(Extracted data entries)
———
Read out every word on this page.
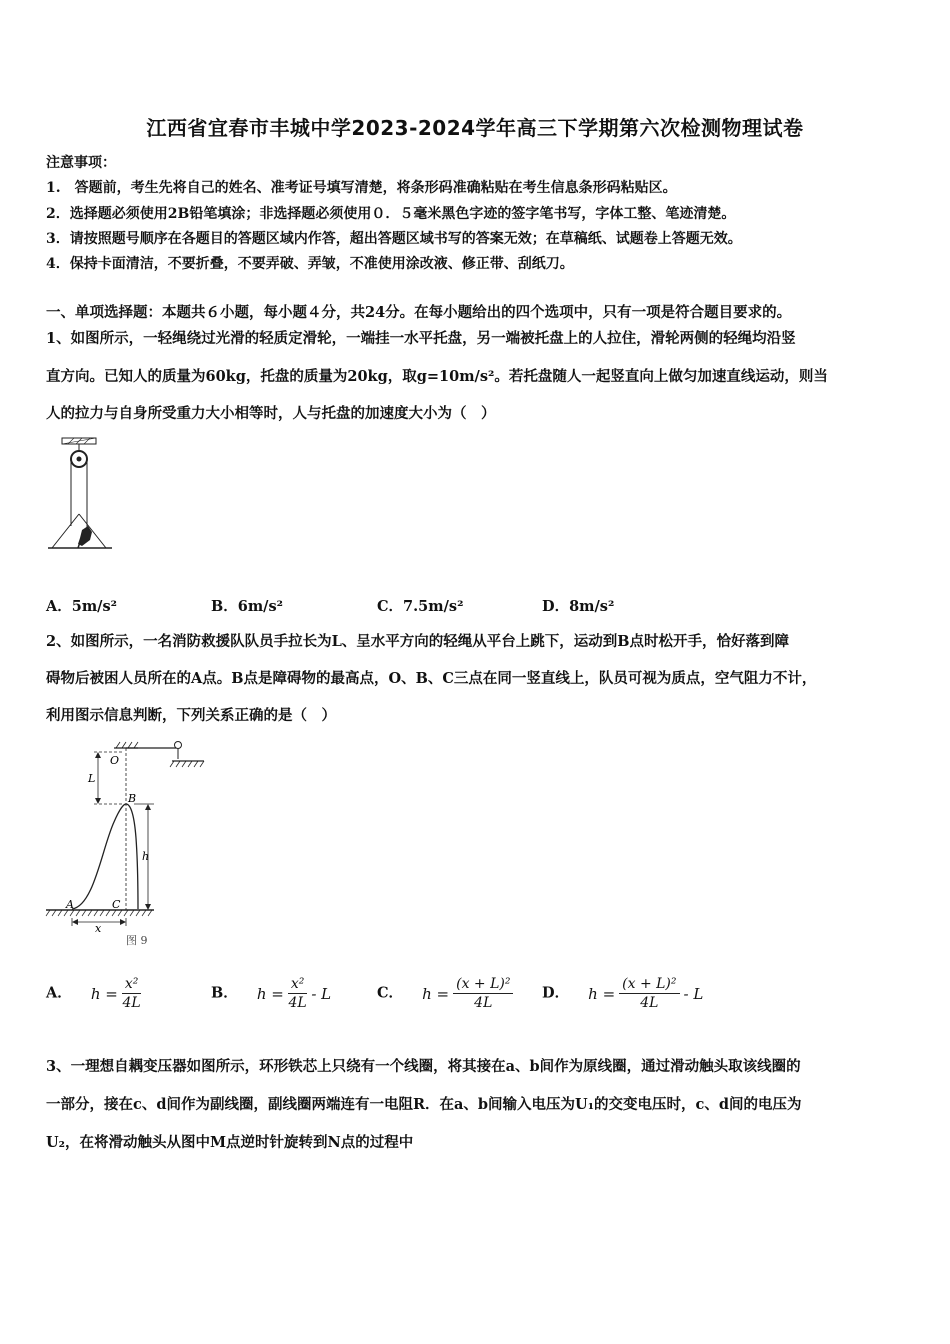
江西省宜春市丰城中学2023-2024学年高三下学期第六次检测物理试卷
注意事项：
1.　答题前，考生先将自己的姓名、准考证号填写清楚，将条形码准确粘贴在考生信息条形码粘贴区。
2．选择题必须使用2B铅笔填涂；非选择题必须使用０．５毫米黑色字迹的签字笔书写，字体工整、笔迹清楚。
3．请按照题号顺序在各题目的答题区域内作答，超出答题区域书写的答案无效；在草稿纸、试题卷上答题无效。
4．保持卡面清洁，不要折叠，不要弄破、弄皱，不准使用涂改液、修正带、刮纸刀。
一、单项选择题：本题共６小题，每小题４分，共24分。在每小题给出的四个选项中，只有一项是符合题目要求的。
1、如图所示，一轻绳绕过光滑的轻质定滑轮，一端挂一水平托盘，另一端被托盘上的人拉住，滑轮两侧的轻绳均沿竖
直方向。已知人的质量为60kg，托盘的质量为20kg，取g=10m/s²。若托盘随人一起竖直向上做匀加速直线运动，则当
人的拉力与自身所受重力大小相等时，人与托盘的加速度大小为（　）
A．5m/s²	B．6m/s²	C．7.5m/s²	D．8m/s²
2、如图所示，一名消防救援队队员手拉长为L、呈水平方向的轻绳从平台上跳下，运动到B点时松开手，恰好落到障
碍物后被困人员所在的A点。B点是障碍物的最高点，O、B、C三点在同一竖直线上，队员可视为质点，空气阻力不计，
利用图示信息判断，下列关系正确的是（　）
O
L
B
h
A	C
x
图 9
A． $h = \frac{\text{x²}}{4L}$	B． $h = \frac{\text{x²}}{4L} - L$	C． $h = \frac{\text{(x + L)²}}{4L}$ D． $h = \frac{\text{(x + L)²}}{4L} - L$
3、一理想自耦变压器如图所示，环形铁芯上只绕有一个线圈，将其接在a、b间作为原线圈，通过滑动触头取该线圈的
一部分，接在c、d间作为副线圈，副线圈两端连有一电阻R．在a、b间输入电压为U₁的交变电压时，c、d间的电压为
U₂，在将滑动触头从图中M点逆时针旋转到N点的过程中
———
[GIVEN REQUEST] Transcribe the material as is, with images omitted.

[RESULT OF THE EXERCISE]
Read out every word on this page.
江西省宜春市丰城中学2023-2024学年高三下学期第六次检测物理试卷
注意事项：
1.　答题前，考生先将自己的姓名、准考证号填写清楚，将条形码准确粘贴在考生信息条形码粘贴区。
2．选择题必须使用2B铅笔填涂；非选择题必须使用０．５毫米黑色字迹的签字笔书写，字体工整、笔迹清楚。
3．请按照题号顺序在各题目的答题区域内作答，超出答题区域书写的答案无效；在草稿纸、试题卷上答题无效。
4．保持卡面清洁，不要折叠，不要弄破、弄皱，不准使用涂改液、修正带、刮纸刀。
一、单项选择题：本题共６小题，每小题４分，共24分。在每小题给出的四个选项中，只有一项是符合题目要求的。
1、如图所示，一轻绳绕过光滑的轻质定滑轮，一端挂一水平托盘，另一端被托盘上的人拉住，滑轮两侧的轻绳均沿竖
直方向。已知人的质量为60kg，托盘的质量为20kg，取g=10m/s²。若托盘随人一起竖直向上做匀加速直线运动，则当
人的拉力与自身所受重力大小相等时，人与托盘的加速度大小为（　）
A．5m/s²	B．6m/s²	C．7.5m/s²	D．8m/s²
2、如图所示，一名消防救援队队员手拉长为L、呈水平方向的轻绳从平台上跳下，运动到B点时松开手，恰好落到障
碍物后被困人员所在的A点。B点是障碍物的最高点，O、B、C三点在同一竖直线上，队员可视为质点，空气阻力不计，
利用图示信息判断，下列关系正确的是（　）
O
L
B
h
A	C
x
图 9
A． $h = \frac{\text{x²}}{4L}$	B． $h = \frac{\text{x²}}{4L} - L$	C． $h = \frac{\text{(x + L)²}}{4L}$ D． $h = \frac{\text{(x + L)²}}{4L} - L$
3、一理想自耦变压器如图所示，环形铁芯上只绕有一个线圈，将其接在a、b间作为原线圈，通过滑动触头取该线圈的
一部分，接在c、d间作为副线圈，副线圈两端连有一电阻R．在a、b间输入电压为U₁的交变电压时，c、d间的电压为
U₂，在将滑动触头从图中M点逆时针旋转到N点的过程中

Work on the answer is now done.